__Given task__
Pictures should be excluded; otherwise, copy every entry exactly.

__Input__
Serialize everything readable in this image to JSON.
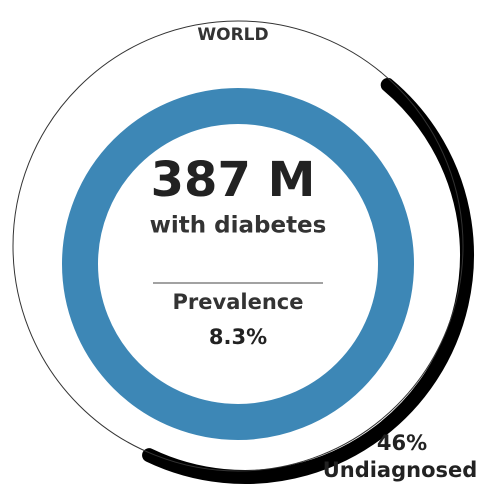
{
  "chart_data": {
    "type": "ring",
    "title": "WORLD",
    "headline": "387 M",
    "headline_label": "with diabetes",
    "stat_label": "Prevalence",
    "stat": "8.3%",
    "categories": [
      "Undiagnosed"
    ],
    "values": [
      46
    ],
    "value_labels": [
      "46%"
    ],
    "ring_color": "#3d87b6",
    "color": "#000000"
  }
}
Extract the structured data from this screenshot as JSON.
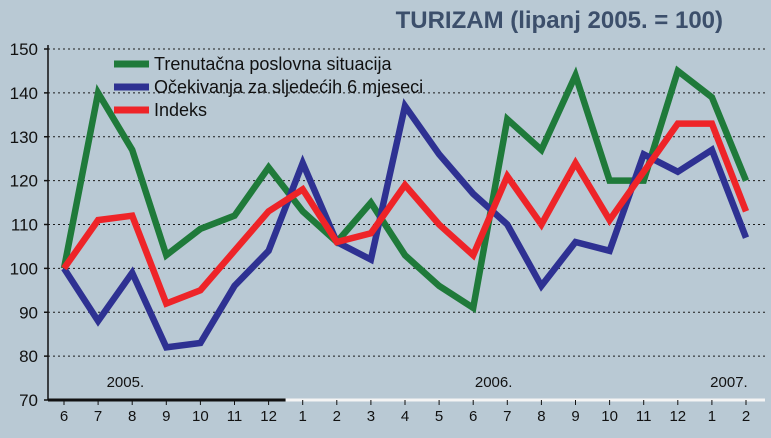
{
  "chart_data": {
    "type": "line",
    "title": "TURIZAM (lipanj 2005. = 100)",
    "xlabel": "",
    "ylabel": "",
    "ylim": [
      70,
      150
    ],
    "yticks": [
      70,
      80,
      90,
      100,
      110,
      120,
      130,
      140,
      150
    ],
    "categories": [
      "6",
      "7",
      "8",
      "9",
      "10",
      "11",
      "12",
      "1",
      "2",
      "3",
      "4",
      "5",
      "6",
      "7",
      "8",
      "9",
      "10",
      "11",
      "12",
      "1",
      "2"
    ],
    "year_labels": [
      {
        "label": "2005.",
        "at_index": 1.8
      },
      {
        "label": "2006.",
        "at_index": 12.6
      },
      {
        "label": "2007.",
        "at_index": 19.5
      }
    ],
    "grid": "horizontal",
    "legend_position": "top-left",
    "series": [
      {
        "name": "Trenutačna poslovna situacija",
        "color": "#1f7a3a",
        "values": [
          100,
          140,
          127,
          103,
          109,
          112,
          123,
          113,
          106,
          115,
          103,
          96,
          91,
          134,
          127,
          144,
          120,
          120,
          145,
          139,
          120
        ]
      },
      {
        "name": "Očekivanja za sljedećih 6 mjeseci",
        "color": "#2e3192",
        "values": [
          100,
          88,
          99,
          82,
          83,
          96,
          104,
          124,
          106,
          102,
          137,
          126,
          117,
          110,
          96,
          106,
          104,
          126,
          122,
          127,
          107
        ]
      },
      {
        "name": "Indeks",
        "color": "#ee2428",
        "values": [
          100,
          111,
          112,
          92,
          95,
          104,
          113,
          118,
          106,
          108,
          119,
          110,
          103,
          121,
          110,
          124,
          111,
          122,
          133,
          133,
          113
        ]
      }
    ]
  }
}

__The reply__
Serialize everything readable in this image to JSON.
{
  "chart_data": {
    "type": "ring",
    "title": "WORLD",
    "headline": "387 M",
    "headline_label": "with diabetes",
    "stat_label": "Prevalence",
    "stat": "8.3%",
    "categories": [
      "Undiagnosed"
    ],
    "values": [
      46
    ],
    "value_labels": [
      "46%"
    ],
    "ring_color": "#3d87b6",
    "color": "#000000"
  }
}
Extract the structured data from this screenshot as JSON.
{
  "chart_data": {
    "type": "line",
    "title": "TURIZAM (lipanj 2005. = 100)",
    "xlabel": "",
    "ylabel": "",
    "ylim": [
      70,
      150
    ],
    "yticks": [
      70,
      80,
      90,
      100,
      110,
      120,
      130,
      140,
      150
    ],
    "categories": [
      "6",
      "7",
      "8",
      "9",
      "10",
      "11",
      "12",
      "1",
      "2",
      "3",
      "4",
      "5",
      "6",
      "7",
      "8",
      "9",
      "10",
      "11",
      "12",
      "1",
      "2"
    ],
    "year_labels": [
      {
        "label": "2005.",
        "at_index": 1.8
      },
      {
        "label": "2006.",
        "at_index": 12.6
      },
      {
        "label": "2007.",
        "at_index": 19.5
      }
    ],
    "grid": "horizontal",
    "legend_position": "top-left",
    "series": [
      {
        "name": "Trenutačna poslovna situacija",
        "color": "#1f7a3a",
        "values": [
          100,
          140,
          127,
          103,
          109,
          112,
          123,
          113,
          106,
          115,
          103,
          96,
          91,
          134,
          127,
          144,
          120,
          120,
          145,
          139,
          120
        ]
      },
      {
        "name": "Očekivanja za sljedećih 6 mjeseci",
        "color": "#2e3192",
        "values": [
          100,
          88,
          99,
          82,
          83,
          96,
          104,
          124,
          106,
          102,
          137,
          126,
          117,
          110,
          96,
          106,
          104,
          126,
          122,
          127,
          107
        ]
      },
      {
        "name": "Indeks",
        "color": "#ee2428",
        "values": [
          100,
          111,
          112,
          92,
          95,
          104,
          113,
          118,
          106,
          108,
          119,
          110,
          103,
          121,
          110,
          124,
          111,
          122,
          133,
          133,
          113
        ]
      }
    ]
  }
}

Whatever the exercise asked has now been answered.